**Stated task**
Copy, from the entries below, each line where the word "творчество" can be found.

>>>

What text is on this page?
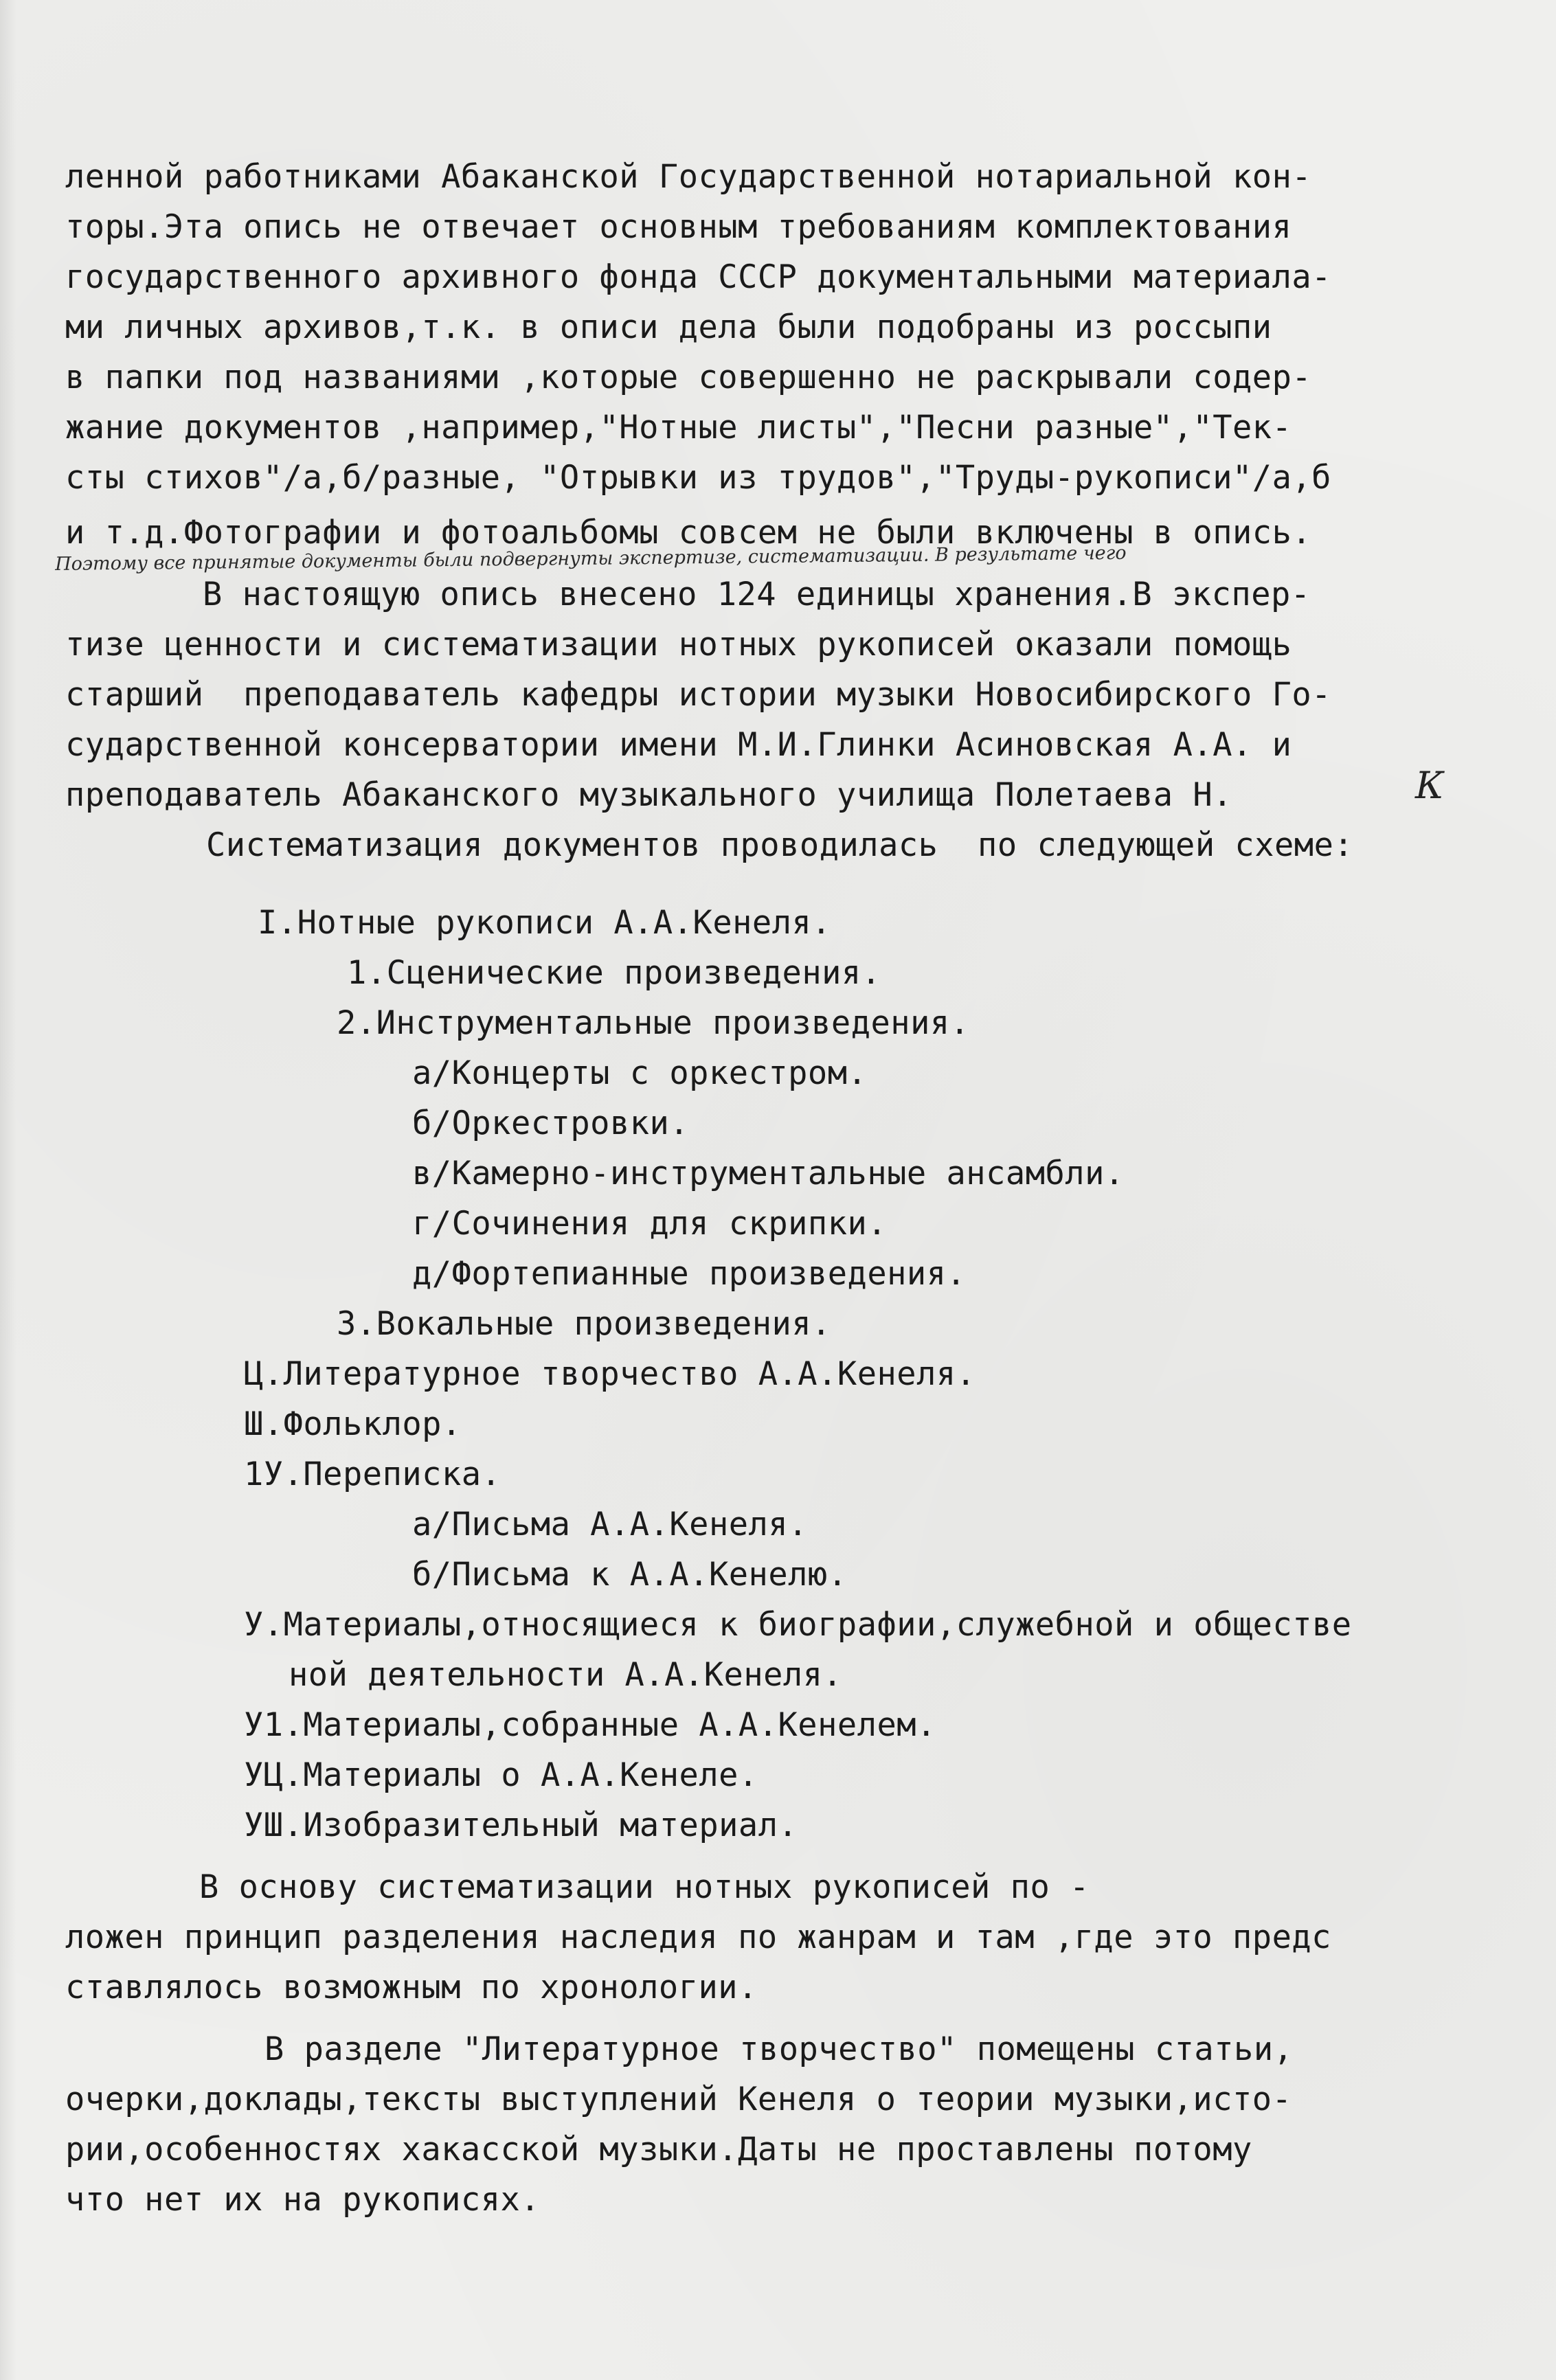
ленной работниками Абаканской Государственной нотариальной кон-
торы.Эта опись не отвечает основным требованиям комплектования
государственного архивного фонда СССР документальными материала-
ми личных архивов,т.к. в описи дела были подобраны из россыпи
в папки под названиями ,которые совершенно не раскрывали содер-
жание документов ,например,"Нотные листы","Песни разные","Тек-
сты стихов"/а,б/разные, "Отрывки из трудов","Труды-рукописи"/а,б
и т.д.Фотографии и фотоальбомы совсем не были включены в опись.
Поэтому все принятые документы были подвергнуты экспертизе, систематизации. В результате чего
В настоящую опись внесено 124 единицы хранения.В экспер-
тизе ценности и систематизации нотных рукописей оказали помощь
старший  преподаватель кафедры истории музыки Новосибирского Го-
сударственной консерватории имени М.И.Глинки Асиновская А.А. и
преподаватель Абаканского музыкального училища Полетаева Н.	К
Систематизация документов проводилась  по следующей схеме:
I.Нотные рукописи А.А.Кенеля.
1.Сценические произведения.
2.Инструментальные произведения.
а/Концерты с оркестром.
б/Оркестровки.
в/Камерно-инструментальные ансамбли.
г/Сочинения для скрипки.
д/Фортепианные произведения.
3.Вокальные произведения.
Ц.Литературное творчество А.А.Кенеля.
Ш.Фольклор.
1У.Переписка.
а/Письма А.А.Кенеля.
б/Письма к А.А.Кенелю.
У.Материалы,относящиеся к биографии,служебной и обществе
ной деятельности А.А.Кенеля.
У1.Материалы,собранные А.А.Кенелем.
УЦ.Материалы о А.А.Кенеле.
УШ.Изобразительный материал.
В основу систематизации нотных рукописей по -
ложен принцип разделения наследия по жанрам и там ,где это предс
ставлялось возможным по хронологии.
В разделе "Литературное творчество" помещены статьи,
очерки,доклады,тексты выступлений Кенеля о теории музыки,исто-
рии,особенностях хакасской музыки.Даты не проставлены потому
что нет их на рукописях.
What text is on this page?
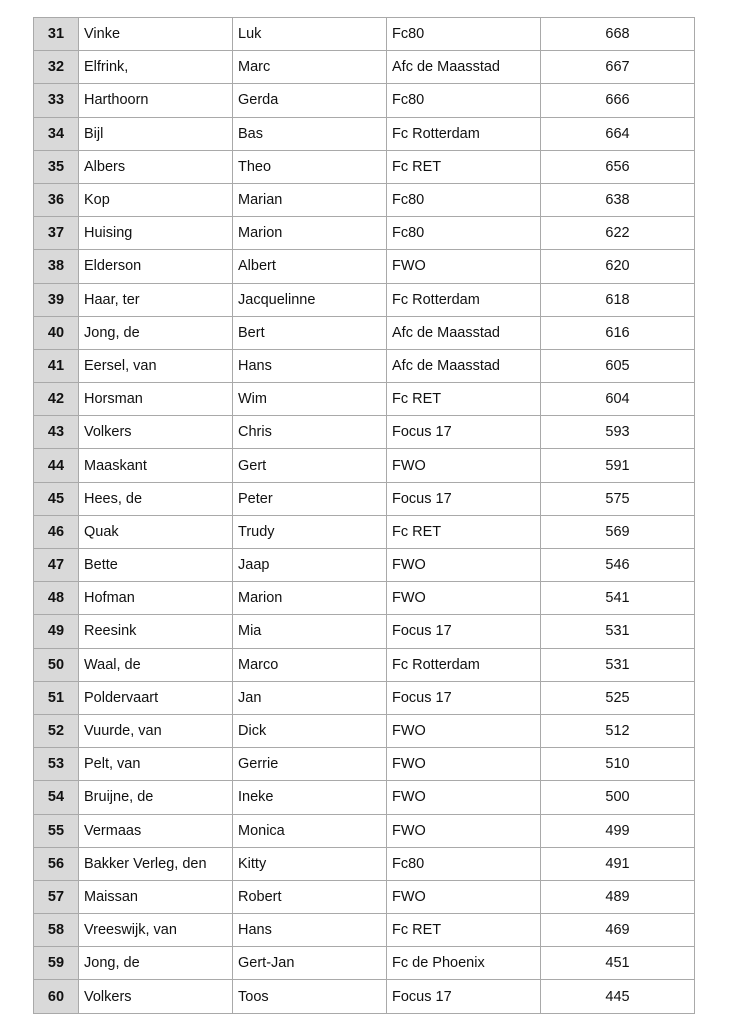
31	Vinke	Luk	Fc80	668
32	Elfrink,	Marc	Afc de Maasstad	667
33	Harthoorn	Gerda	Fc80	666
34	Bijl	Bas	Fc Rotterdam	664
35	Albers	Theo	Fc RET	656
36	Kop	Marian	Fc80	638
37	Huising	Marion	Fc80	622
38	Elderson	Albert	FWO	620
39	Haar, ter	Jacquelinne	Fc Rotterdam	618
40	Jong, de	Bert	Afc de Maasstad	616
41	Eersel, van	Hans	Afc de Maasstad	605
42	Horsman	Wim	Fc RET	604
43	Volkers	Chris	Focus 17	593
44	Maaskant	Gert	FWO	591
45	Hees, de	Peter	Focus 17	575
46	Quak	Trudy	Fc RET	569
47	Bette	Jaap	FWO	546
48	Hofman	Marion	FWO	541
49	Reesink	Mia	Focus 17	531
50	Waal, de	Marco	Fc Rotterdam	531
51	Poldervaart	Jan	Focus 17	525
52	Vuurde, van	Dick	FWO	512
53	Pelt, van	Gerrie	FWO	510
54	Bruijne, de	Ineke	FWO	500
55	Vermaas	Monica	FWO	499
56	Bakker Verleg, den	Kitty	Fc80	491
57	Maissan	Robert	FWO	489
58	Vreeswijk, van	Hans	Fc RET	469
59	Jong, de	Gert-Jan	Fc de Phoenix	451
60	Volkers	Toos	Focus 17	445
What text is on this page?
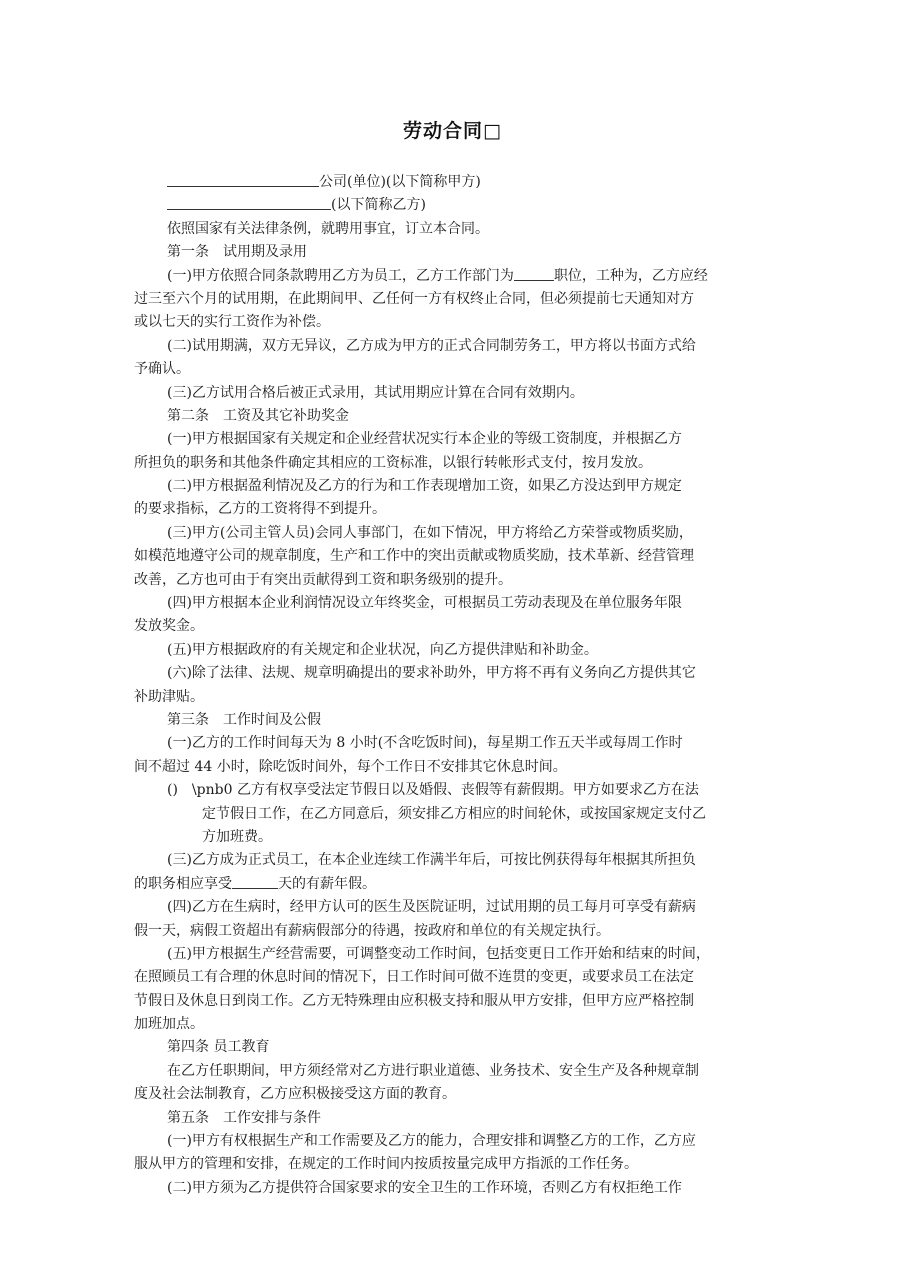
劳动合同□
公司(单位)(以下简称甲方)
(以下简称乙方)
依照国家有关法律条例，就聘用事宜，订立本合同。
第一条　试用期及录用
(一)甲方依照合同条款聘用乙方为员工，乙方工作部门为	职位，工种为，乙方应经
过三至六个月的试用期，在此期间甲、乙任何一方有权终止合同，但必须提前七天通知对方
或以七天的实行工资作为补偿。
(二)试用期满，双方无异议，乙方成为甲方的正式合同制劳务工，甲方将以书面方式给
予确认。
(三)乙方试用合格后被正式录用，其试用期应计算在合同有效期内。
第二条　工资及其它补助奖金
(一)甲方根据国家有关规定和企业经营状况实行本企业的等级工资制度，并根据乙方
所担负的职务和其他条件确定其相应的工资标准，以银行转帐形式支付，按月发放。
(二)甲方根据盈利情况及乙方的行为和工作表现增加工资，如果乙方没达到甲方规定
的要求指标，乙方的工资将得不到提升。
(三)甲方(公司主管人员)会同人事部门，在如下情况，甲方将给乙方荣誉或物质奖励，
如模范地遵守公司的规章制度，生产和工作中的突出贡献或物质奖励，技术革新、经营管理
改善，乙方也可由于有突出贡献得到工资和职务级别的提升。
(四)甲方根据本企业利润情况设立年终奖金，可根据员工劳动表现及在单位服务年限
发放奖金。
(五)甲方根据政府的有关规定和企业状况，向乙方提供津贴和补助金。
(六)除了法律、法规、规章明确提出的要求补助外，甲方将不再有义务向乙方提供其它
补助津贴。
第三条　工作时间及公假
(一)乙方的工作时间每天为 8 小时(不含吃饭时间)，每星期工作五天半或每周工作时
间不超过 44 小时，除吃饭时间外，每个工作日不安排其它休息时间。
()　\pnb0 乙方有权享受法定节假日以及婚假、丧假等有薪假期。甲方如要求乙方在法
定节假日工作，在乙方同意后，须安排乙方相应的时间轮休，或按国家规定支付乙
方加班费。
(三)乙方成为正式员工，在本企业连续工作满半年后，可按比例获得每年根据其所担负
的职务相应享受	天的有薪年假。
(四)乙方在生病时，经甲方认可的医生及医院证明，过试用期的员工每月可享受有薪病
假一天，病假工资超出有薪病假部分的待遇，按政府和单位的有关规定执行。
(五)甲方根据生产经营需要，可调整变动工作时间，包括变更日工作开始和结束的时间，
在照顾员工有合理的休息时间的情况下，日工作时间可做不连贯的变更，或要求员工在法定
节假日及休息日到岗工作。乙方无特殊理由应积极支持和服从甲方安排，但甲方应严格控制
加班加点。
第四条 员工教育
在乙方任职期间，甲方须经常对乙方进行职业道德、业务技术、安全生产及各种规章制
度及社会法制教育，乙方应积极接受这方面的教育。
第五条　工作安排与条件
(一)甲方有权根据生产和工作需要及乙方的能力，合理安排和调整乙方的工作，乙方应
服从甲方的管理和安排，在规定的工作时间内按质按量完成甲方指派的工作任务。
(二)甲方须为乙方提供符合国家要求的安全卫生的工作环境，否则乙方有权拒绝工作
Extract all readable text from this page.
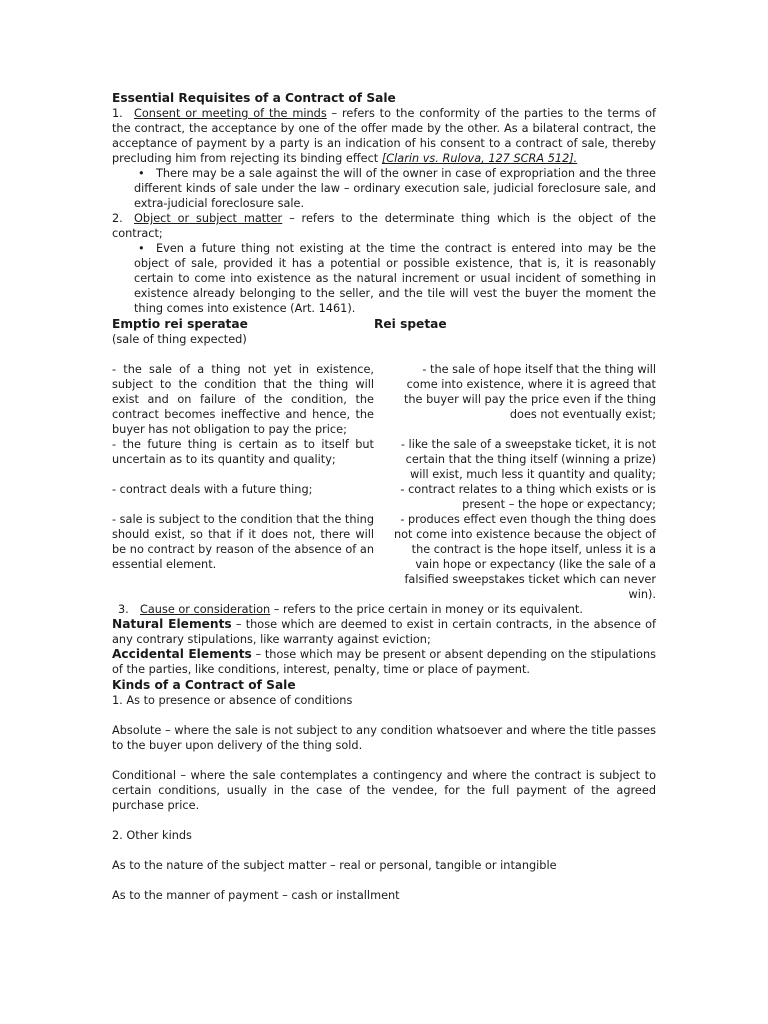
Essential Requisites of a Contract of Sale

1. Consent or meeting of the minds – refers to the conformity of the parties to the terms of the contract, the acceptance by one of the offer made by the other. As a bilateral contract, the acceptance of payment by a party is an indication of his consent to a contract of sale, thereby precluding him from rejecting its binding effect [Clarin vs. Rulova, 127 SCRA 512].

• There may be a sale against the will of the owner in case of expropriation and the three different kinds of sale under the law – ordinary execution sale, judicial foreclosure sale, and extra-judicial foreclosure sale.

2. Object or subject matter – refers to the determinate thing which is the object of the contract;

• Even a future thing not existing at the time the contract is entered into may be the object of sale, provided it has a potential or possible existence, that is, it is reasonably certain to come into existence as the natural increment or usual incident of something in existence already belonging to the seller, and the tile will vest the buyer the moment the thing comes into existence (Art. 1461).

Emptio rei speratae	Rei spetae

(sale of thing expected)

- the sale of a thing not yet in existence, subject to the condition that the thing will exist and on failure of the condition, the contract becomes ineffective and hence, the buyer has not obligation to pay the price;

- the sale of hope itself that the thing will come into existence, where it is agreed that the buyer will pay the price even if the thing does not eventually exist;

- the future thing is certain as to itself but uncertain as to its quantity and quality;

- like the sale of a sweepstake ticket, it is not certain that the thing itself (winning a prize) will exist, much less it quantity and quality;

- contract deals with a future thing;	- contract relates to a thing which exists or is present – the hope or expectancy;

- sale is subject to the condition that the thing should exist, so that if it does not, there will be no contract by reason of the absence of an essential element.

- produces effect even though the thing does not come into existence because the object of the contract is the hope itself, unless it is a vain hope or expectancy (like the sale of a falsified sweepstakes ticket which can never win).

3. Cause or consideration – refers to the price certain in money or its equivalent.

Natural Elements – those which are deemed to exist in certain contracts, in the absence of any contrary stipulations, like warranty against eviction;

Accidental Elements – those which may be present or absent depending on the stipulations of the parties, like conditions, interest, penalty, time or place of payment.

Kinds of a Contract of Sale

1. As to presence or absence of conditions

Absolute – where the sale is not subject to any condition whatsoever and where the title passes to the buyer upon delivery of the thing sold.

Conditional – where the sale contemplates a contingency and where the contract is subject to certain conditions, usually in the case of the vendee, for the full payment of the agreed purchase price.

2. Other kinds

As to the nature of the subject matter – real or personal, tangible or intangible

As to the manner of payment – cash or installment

<<<

**Exercise output**
Ц.Литературное творчество А.А.Кенеля.
В разделе "Литературное творчество" помещены статьи,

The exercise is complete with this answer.